### Records to use ###
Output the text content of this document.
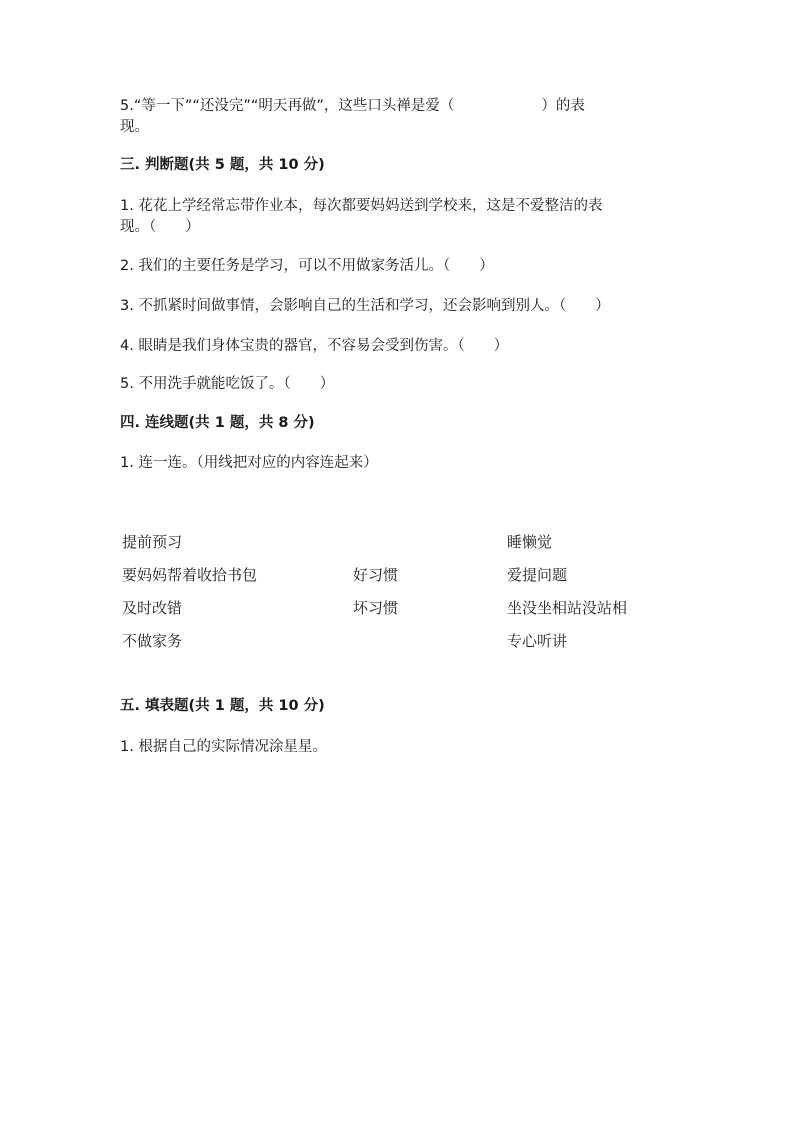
5.“等一下”“还没完”“明天再做”，这些口头禅是爱（　　　　　　）的表
现。
三. 判断题(共 5 题，共 10 分)
1. 花花上学经常忘带作业本，每次都要妈妈送到学校来，这是不爱整洁的表
现。（　　）
2. 我们的主要任务是学习，可以不用做家务活儿。（　　）
3. 不抓紧时间做事情，会影响自己的生活和学习，还会影响到别人。（　　）
4. 眼睛是我们身体宝贵的器官，不容易会受到伤害。（　　）
5. 不用洗手就能吃饭了。（　　）
四. 连线题(共 1 题，共 8 分)
1. 连一连。（用线把对应的内容连起来）
提前预习
要妈妈帮着收拾书包
及时改错
不做家务
好习惯
坏习惯
睡懒觉
爱提问题
坐没坐相站没站相
专心听讲
五. 填表题(共 1 题，共 10 分)
1. 根据自己的实际情况涂星星。
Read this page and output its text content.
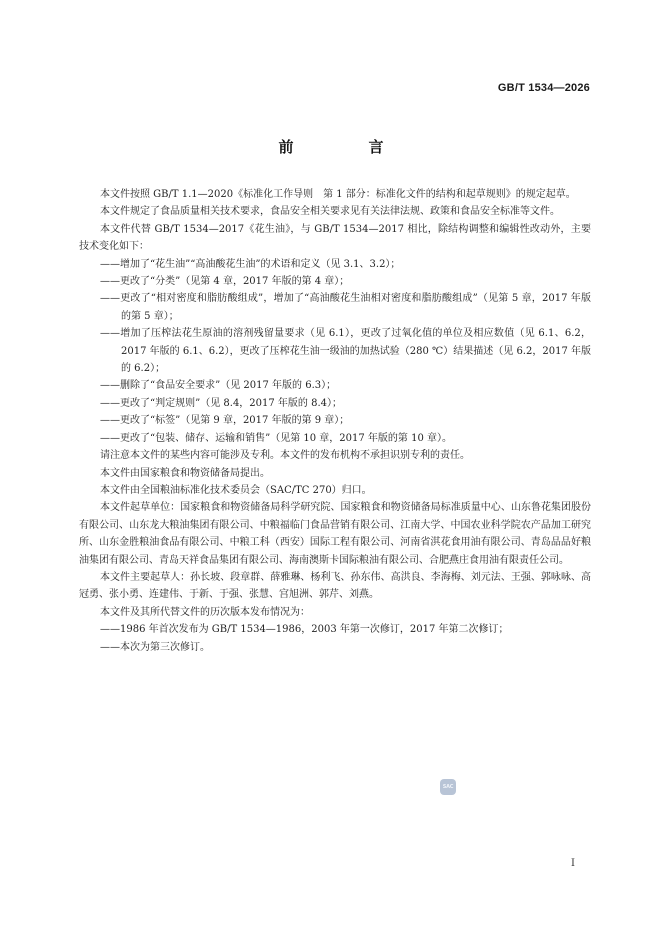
GB/T 1534—2026
前　言

本文件按照 GB/T 1.1—2020《标准化工作导则　第 1 部分：标准化文件的结构和起草规则》的规定起草。

本文件规定了食品质量相关技术要求，食品安全相关要求见有关法律法规、政策和食品安全标准等文件。

本文件代替 GB/T 1534—2017《花生油》，与 GB/T 1534—2017 相比，除结构调整和编辑性改动外，主要技术变化如下：

——增加了“花生油”“高油酸花生油”的术语和定义（见 3.1、3.2）；

——更改了“分类”（见第 4 章，2017 年版的第 4 章）；

——更改了“相对密度和脂肪酸组成”，增加了“高油酸花生油相对密度和脂肪酸组成”（见第 5 章，2017 年版的第 5 章）；

——增加了压榨法花生原油的溶剂残留量要求（见 6.1），更改了过氧化值的单位及相应数值（见 6.1、6.2，2017 年版的 6.1、6.2），更改了压榨花生油一级油的加热试验（280 ℃）结果描述（见 6.2，2017 年版的 6.2）；

——删除了“食品安全要求”（见 2017 年版的 6.3）；

——更改了“判定规则”（见 8.4，2017 年版的 8.4）；

——更改了“标签”（见第 9 章，2017 年版的第 9 章）；

——更改了“包装、储存、运输和销售”（见第 10 章，2017 年版的第 10 章）。

请注意本文件的某些内容可能涉及专利。本文件的发布机构不承担识别专利的责任。

本文件由国家粮食和物资储备局提出。

本文件由全国粮油标准化技术委员会（SAC/TC 270）归口。

本文件起草单位：国家粮食和物资储备局科学研究院、国家粮食和物资储备局标准质量中心、山东鲁花集团股份有限公司、山东龙大粮油集团有限公司、中粮福临门食品营销有限公司、江南大学、中国农业科学院农产品加工研究所、山东金胜粮油食品有限公司、中粮工科（西安）国际工程有限公司、河南省淇花食用油有限公司、青岛品品好粮油集团有限公司、青岛天祥食品集团有限公司、海南澳斯卡国际粮油有限公司、合肥燕庄食用油有限责任公司。

本文件主要起草人：孙长坡、段章群、薛雅琳、杨利飞、孙东伟、高洪良、李海梅、刘元法、王强、郭咏咏、高冠勇、张小勇、连建伟、于新、于强、张慧、宫旭洲、郭芹、刘燕。

本文件及其所代替文件的历次版本发布情况为：

——1986 年首次发布为 GB/T 1534—1986，2003 年第一次修订，2017 年第二次修订；

——本次为第三次修订。

SAC
I
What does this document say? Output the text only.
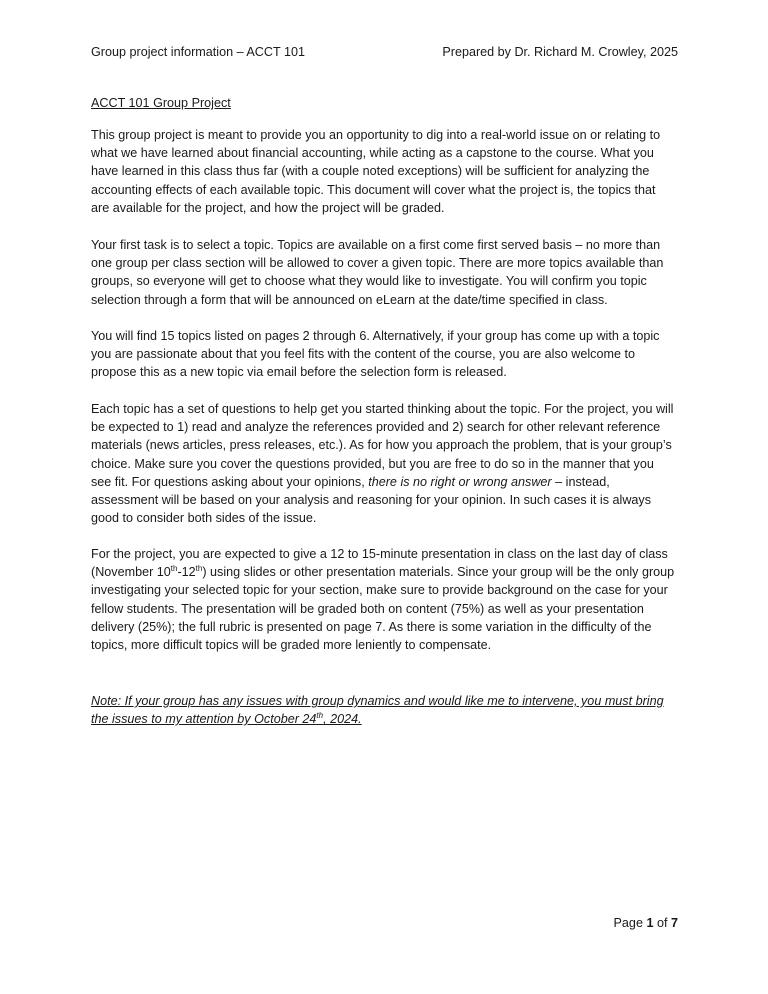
Group project information – ACCT 101	Prepared by Dr. Richard M. Crowley, 2025
ACCT 101 Group Project

This group project is meant to provide you an opportunity to dig into a real-world issue on or relating to what we have learned about financial accounting, while acting as a capstone to the course. What you have learned in this class thus far (with a couple noted exceptions) will be sufficient for analyzing the accounting effects of each available topic. This document will cover what the project is, the topics that are available for the project, and how the project will be graded.

Your first task is to select a topic. Topics are available on a first come first served basis – no more than one group per class section will be allowed to cover a given topic. There are more topics available than groups, so everyone will get to choose what they would like to investigate. You will confirm you topic selection through a form that will be announced on eLearn at the date/time specified in class.

You will find 15 topics listed on pages 2 through 6. Alternatively, if your group has come up with a topic you are passionate about that you feel fits with the content of the course, you are also welcome to propose this as a new topic via email before the selection form is released.

Each topic has a set of questions to help get you started thinking about the topic. For the project, you will be expected to 1) read and analyze the references provided and 2) search for other relevant reference materials (news articles, press releases, etc.). As for how you approach the problem, that is your group’s choice. Make sure you cover the questions provided, but you are free to do so in the manner that you see fit. For questions asking about your opinions, there is no right or wrong answer – instead, assessment will be based on your analysis and reasoning for your opinion. In such cases it is always good to consider both sides of the issue.

For the project, you are expected to give a 12 to 15-minute presentation in class on the last day of class (November 10th-12th) using slides or other presentation materials. Since your group will be the only group investigating your selected topic for your section, make sure to provide background on the case for your fellow students. The presentation will be graded both on content (75%) as well as your presentation delivery (25%); the full rubric is presented on page 7. As there is some variation in the difficulty of the topics, more difficult topics will be graded more leniently to compensate.

Note: If your group has any issues with group dynamics and would like me to intervene, you must bring the issues to my attention by October 24th, 2024.

Page 1 of 7
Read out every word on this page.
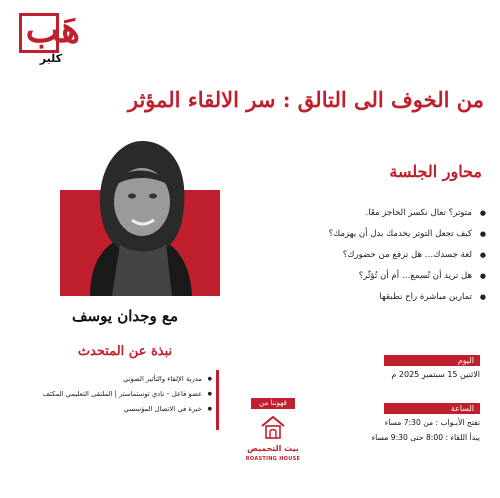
هَب
كلير
من الخوف الى التالق : سر الالقاء المؤثر
محاور الجلسة
● متوتر؟ تعال نكسر الحاجز معًا.
● كيف تجعل التوتر يخدمك بدل أن يهزمك؟
● لغة جسدك… هل ترفع من حضورك؟
● هل تريد أن تُسمع… أم أن تُؤثّر؟
● تمارين مباشرة راح نطبقها
مع وجدان يوسف
نبذة عن المتحدث
● مدربة الإلقاء والتأثير الصوتي
● عضو فاعل – نادي توستماستر | الملتقى التعليمي المكثف
● خبرة في الاتصال المؤسسي
اليوم
الاثنين 15 سبتمبر 2025 م
الساعة
تفتح الأبـواب : من 7:30 مساء
يبدأ اللقاء : 8:00 حتى 9:30 مساء
قهوتنا من
بيت التحميص
ROASTING HOUSE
###
**Goal:**
Exclude the images, then output the data above word for word.

**Answer in full:**
Output the text content of this document.
5.“等一下”“还没完”“明天再做”，这些口头禅是爱（　　　　　　）的表
现。
三. 判断题(共 5 题，共 10 分)
1. 花花上学经常忘带作业本，每次都要妈妈送到学校来，这是不爱整洁的表
现。（　　）
2. 我们的主要任务是学习，可以不用做家务活儿。（　　）
3. 不抓紧时间做事情，会影响自己的生活和学习，还会影响到别人。（　　）
4. 眼睛是我们身体宝贵的器官，不容易会受到伤害。（　　）
5. 不用洗手就能吃饭了。（　　）
四. 连线题(共 1 题，共 8 分)
1. 连一连。（用线把对应的内容连起来）
提前预习
要妈妈帮着收拾书包
及时改错
不做家务
好习惯
坏习惯
睡懒觉
爱提问题
坐没坐相站没站相
专心听讲
五. 填表题(共 1 题，共 10 分)
1. 根据自己的实际情况涂星星。
Read this page and output its text content.
GB/T 1534—2026
前　言

本文件按照 GB/T 1.1—2020《标准化工作导则　第 1 部分：标准化文件的结构和起草规则》的规定起草。

本文件规定了食品质量相关技术要求，食品安全相关要求见有关法律法规、政策和食品安全标准等文件。

本文件代替 GB/T 1534—2017《花生油》，与 GB/T 1534—2017 相比，除结构调整和编辑性改动外，主要技术变化如下：

——增加了“花生油”“高油酸花生油”的术语和定义（见 3.1、3.2）；

——更改了“分类”（见第 4 章，2017 年版的第 4 章）；

——更改了“相对密度和脂肪酸组成”，增加了“高油酸花生油相对密度和脂肪酸组成”（见第 5 章，2017 年版的第 5 章）；

——增加了压榨法花生原油的溶剂残留量要求（见 6.1），更改了过氧化值的单位及相应数值（见 6.1、6.2，2017 年版的 6.1、6.2），更改了压榨花生油一级油的加热试验（280 ℃）结果描述（见 6.2，2017 年版的 6.2）；

——删除了“食品安全要求”（见 2017 年版的 6.3）；

——更改了“判定规则”（见 8.4，2017 年版的 8.4）；

——更改了“标签”（见第 9 章，2017 年版的第 9 章）；

——更改了“包装、储存、运输和销售”（见第 10 章，2017 年版的第 10 章）。

请注意本文件的某些内容可能涉及专利。本文件的发布机构不承担识别专利的责任。

本文件由国家粮食和物资储备局提出。

本文件由全国粮油标准化技术委员会（SAC/TC 270）归口。

本文件起草单位：国家粮食和物资储备局科学研究院、国家粮食和物资储备局标准质量中心、山东鲁花集团股份有限公司、山东龙大粮油集团有限公司、中粮福临门食品营销有限公司、江南大学、中国农业科学院农产品加工研究所、山东金胜粮油食品有限公司、中粮工科（西安）国际工程有限公司、河南省淇花食用油有限公司、青岛品品好粮油集团有限公司、青岛天祥食品集团有限公司、海南澳斯卡国际粮油有限公司、合肥燕庄食用油有限责任公司。

本文件主要起草人：孙长坡、段章群、薛雅琳、杨利飞、孙东伟、高洪良、李海梅、刘元法、王强、郭咏咏、高冠勇、张小勇、连建伟、于新、于强、张慧、宫旭洲、郭芹、刘燕。

本文件及其所代替文件的历次版本发布情况为：

——1986 年首次发布为 GB/T 1534—1986，2003 年第一次修订，2017 年第二次修订；

——本次为第三次修订。

SAC
I
What does this document say? Output the text only.
Group project information – ACCT 101	Prepared by Dr. Richard M. Crowley, 2025
ACCT 101 Group Project

This group project is meant to provide you an opportunity to dig into a real-world issue on or relating to what we have learned about financial accounting, while acting as a capstone to the course. What you have learned in this class thus far (with a couple noted exceptions) will be sufficient for analyzing the accounting effects of each available topic. This document will cover what the project is, the topics that are available for the project, and how the project will be graded.

Your first task is to select a topic. Topics are available on a first come first served basis – no more than one group per class section will be allowed to cover a given topic. There are more topics available than groups, so everyone will get to choose what they would like to investigate. You will confirm you topic selection through a form that will be announced on eLearn at the date/time specified in class.

You will find 15 topics listed on pages 2 through 6. Alternatively, if your group has come up with a topic you are passionate about that you feel fits with the content of the course, you are also welcome to propose this as a new topic via email before the selection form is released.

Each topic has a set of questions to help get you started thinking about the topic. For the project, you will be expected to 1) read and analyze the references provided and 2) search for other relevant reference materials (news articles, press releases, etc.). As for how you approach the problem, that is your group’s choice. Make sure you cover the questions provided, but you are free to do so in the manner that you see fit. For questions asking about your opinions, there is no right or wrong answer – instead, assessment will be based on your analysis and reasoning for your opinion. In such cases it is always good to consider both sides of the issue.

For the project, you are expected to give a 12 to 15-minute presentation in class on the last day of class (November 10th-12th) using slides or other presentation materials. Since your group will be the only group investigating your selected topic for your section, make sure to provide background on the case for your fellow students. The presentation will be graded both on content (75%) as well as your presentation delivery (25%); the full rubric is presented on page 7. As there is some variation in the difficulty of the topics, more difficult topics will be graded more leniently to compensate.

Note: If your group has any issues with group dynamics and would like me to intervene, you must bring the issues to my attention by October 24th, 2024.

Page 1 of 7
Read out every word on this page.
هَب
كلير
من الخوف الى التالق : سر الالقاء المؤثر
محاور الجلسة
● متوتر؟ تعال نكسر الحاجز معًا.
● كيف تجعل التوتر يخدمك بدل أن يهزمك؟
● لغة جسدك… هل ترفع من حضورك؟
● هل تريد أن تُسمع… أم أن تُؤثّر؟
● تمارين مباشرة راح نطبقها
مع وجدان يوسف
نبذة عن المتحدث
● مدربة الإلقاء والتأثير الصوتي
● عضو فاعل – نادي توستماستر | الملتقى التعليمي المكثف
● خبرة في الاتصال المؤسسي
اليوم
الاثنين 15 سبتمبر 2025 م
الساعة
تفتح الأبـواب : من 7:30 مساء
يبدأ اللقاء : 8:00 حتى 9:30 مساء
قهوتنا من
بيت التحميص
ROASTING HOUSE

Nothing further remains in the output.